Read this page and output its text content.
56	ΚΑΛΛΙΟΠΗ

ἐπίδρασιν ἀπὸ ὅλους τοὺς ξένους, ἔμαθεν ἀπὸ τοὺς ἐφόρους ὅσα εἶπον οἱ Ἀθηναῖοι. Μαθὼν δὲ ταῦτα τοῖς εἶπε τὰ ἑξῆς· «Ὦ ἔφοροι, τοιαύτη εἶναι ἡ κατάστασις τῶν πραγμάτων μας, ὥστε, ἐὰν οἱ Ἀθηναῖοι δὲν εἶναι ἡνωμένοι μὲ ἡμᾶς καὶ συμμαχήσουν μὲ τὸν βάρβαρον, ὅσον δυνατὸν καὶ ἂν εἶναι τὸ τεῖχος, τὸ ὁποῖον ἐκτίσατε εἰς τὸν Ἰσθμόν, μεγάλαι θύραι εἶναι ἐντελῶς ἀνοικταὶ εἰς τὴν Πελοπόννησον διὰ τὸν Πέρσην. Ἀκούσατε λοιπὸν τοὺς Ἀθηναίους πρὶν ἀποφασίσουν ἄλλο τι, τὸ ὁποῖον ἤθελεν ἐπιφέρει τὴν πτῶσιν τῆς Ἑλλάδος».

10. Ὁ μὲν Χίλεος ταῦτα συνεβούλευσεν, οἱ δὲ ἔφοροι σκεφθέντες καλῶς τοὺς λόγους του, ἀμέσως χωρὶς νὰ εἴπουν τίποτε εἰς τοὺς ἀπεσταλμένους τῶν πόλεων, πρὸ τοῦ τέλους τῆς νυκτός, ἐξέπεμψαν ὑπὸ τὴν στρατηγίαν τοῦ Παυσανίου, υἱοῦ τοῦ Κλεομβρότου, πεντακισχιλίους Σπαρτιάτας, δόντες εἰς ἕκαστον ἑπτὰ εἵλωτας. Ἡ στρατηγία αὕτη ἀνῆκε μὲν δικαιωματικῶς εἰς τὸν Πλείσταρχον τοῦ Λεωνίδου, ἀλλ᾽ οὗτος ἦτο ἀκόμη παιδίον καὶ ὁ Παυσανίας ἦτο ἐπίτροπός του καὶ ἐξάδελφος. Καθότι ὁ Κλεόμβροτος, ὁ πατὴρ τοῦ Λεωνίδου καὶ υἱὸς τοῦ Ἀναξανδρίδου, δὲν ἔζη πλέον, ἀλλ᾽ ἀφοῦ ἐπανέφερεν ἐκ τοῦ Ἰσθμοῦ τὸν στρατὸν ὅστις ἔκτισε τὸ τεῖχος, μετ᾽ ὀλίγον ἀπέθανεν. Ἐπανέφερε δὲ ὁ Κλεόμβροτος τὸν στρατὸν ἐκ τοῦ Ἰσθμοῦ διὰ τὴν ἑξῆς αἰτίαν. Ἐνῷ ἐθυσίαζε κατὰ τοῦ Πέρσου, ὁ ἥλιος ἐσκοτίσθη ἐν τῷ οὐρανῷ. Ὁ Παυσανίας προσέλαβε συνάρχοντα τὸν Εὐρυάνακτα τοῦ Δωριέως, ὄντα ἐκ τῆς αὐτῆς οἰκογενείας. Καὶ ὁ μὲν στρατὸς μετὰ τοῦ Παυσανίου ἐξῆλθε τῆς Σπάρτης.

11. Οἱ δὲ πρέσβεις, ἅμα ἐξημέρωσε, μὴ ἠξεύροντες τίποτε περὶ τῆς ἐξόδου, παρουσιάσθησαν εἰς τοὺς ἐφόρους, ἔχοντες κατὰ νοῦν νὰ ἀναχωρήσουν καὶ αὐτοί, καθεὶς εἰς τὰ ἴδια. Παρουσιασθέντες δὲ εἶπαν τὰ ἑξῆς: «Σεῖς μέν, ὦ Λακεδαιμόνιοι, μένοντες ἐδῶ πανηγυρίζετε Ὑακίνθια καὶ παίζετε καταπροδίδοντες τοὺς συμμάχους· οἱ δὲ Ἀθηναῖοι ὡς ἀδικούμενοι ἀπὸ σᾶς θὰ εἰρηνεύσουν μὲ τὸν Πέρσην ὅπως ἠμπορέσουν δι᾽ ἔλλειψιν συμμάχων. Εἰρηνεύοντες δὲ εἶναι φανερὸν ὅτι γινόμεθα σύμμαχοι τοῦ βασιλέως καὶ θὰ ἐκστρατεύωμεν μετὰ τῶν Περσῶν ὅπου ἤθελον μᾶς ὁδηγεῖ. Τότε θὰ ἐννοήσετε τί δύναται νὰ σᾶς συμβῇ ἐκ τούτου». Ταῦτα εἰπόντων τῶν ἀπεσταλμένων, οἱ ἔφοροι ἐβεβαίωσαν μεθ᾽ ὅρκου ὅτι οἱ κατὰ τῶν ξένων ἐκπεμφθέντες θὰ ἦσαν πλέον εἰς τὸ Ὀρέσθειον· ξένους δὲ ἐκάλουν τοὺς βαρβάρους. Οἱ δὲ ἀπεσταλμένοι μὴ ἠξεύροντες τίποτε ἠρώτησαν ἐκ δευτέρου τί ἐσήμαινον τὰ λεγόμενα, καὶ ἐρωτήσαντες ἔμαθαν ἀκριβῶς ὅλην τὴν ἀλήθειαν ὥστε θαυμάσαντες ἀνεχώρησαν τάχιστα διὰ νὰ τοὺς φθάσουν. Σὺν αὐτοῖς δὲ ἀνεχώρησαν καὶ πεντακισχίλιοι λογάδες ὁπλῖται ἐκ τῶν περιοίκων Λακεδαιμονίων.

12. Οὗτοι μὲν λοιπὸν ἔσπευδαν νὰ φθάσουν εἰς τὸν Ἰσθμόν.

***

- _Set task_:
How many lines of the data contain the word "Ἰσθμόν"? Answer with the number alone.

- _Task result_:
2